### Stated problem
Isolate every line in the records below with "icon" in it.

### Records for the exercise
-------------------------

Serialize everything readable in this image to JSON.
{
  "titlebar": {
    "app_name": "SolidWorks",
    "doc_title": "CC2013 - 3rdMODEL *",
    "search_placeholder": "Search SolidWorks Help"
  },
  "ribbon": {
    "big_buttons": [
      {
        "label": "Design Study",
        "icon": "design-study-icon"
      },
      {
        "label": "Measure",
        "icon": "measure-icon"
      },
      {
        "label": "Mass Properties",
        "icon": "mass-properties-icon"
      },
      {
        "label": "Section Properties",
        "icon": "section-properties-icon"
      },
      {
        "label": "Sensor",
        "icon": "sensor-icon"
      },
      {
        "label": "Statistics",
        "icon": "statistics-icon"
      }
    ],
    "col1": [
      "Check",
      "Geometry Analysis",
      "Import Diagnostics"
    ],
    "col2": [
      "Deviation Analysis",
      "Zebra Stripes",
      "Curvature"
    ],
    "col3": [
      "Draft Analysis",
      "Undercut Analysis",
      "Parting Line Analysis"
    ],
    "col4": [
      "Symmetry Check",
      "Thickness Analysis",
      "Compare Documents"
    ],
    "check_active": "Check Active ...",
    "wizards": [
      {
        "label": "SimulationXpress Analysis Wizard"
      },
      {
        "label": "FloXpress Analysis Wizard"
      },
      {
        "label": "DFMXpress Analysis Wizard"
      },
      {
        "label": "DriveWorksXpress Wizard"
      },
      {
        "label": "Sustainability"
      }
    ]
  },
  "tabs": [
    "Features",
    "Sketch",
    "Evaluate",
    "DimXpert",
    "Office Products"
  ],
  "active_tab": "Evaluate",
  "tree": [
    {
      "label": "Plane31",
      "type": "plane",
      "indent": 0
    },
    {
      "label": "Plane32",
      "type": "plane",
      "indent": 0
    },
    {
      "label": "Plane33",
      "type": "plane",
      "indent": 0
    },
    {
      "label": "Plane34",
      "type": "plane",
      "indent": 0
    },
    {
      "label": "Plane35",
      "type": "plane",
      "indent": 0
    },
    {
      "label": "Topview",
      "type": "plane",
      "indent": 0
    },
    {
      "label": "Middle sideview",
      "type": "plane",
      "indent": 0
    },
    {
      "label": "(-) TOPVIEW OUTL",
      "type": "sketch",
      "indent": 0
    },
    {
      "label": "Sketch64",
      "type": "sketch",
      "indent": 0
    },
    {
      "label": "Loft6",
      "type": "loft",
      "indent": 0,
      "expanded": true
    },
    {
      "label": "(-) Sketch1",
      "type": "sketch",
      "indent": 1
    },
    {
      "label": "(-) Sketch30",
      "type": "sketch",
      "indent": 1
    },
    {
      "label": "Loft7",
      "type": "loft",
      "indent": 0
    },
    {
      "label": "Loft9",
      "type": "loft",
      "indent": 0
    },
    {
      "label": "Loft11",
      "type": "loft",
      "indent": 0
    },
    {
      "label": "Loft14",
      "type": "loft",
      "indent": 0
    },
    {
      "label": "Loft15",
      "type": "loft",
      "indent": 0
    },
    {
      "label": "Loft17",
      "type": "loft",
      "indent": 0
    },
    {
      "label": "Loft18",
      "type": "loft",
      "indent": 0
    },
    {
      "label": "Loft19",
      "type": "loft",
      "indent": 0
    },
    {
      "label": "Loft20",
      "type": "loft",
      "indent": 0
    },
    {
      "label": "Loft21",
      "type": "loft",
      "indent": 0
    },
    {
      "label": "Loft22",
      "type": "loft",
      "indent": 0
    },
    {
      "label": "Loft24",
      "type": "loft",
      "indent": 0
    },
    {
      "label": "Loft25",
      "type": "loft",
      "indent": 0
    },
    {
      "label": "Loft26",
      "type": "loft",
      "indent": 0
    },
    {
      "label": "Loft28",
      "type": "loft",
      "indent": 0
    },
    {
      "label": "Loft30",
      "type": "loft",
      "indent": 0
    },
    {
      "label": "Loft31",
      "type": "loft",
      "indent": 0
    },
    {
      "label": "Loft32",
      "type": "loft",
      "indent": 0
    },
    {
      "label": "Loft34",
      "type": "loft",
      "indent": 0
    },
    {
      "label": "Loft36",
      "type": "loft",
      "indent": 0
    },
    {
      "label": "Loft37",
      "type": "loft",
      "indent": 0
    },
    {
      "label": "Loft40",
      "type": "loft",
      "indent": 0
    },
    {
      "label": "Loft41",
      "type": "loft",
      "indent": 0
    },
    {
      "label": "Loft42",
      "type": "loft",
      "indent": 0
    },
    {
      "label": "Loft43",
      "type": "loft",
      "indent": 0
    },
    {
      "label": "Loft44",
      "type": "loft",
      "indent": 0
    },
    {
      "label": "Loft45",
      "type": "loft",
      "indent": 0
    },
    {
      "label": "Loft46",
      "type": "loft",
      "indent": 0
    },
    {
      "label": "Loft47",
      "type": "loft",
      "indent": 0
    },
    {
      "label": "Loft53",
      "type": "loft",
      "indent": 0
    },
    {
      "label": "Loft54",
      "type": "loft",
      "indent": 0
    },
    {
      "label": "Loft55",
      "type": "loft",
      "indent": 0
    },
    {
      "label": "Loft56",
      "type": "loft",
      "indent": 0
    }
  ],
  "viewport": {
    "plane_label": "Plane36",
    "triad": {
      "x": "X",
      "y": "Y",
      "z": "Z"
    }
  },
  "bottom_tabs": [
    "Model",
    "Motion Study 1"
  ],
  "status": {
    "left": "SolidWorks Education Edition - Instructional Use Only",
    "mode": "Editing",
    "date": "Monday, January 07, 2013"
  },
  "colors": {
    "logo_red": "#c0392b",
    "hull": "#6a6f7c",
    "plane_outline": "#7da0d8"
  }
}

-------------------------

### Output for this task
        "icon": "design-study-icon"
        "icon": "measure-icon"
        "icon": "mass-properties-icon"
        "icon": "section-properties-icon"
        "icon": "sensor-icon"
        "icon": "statistics-icon"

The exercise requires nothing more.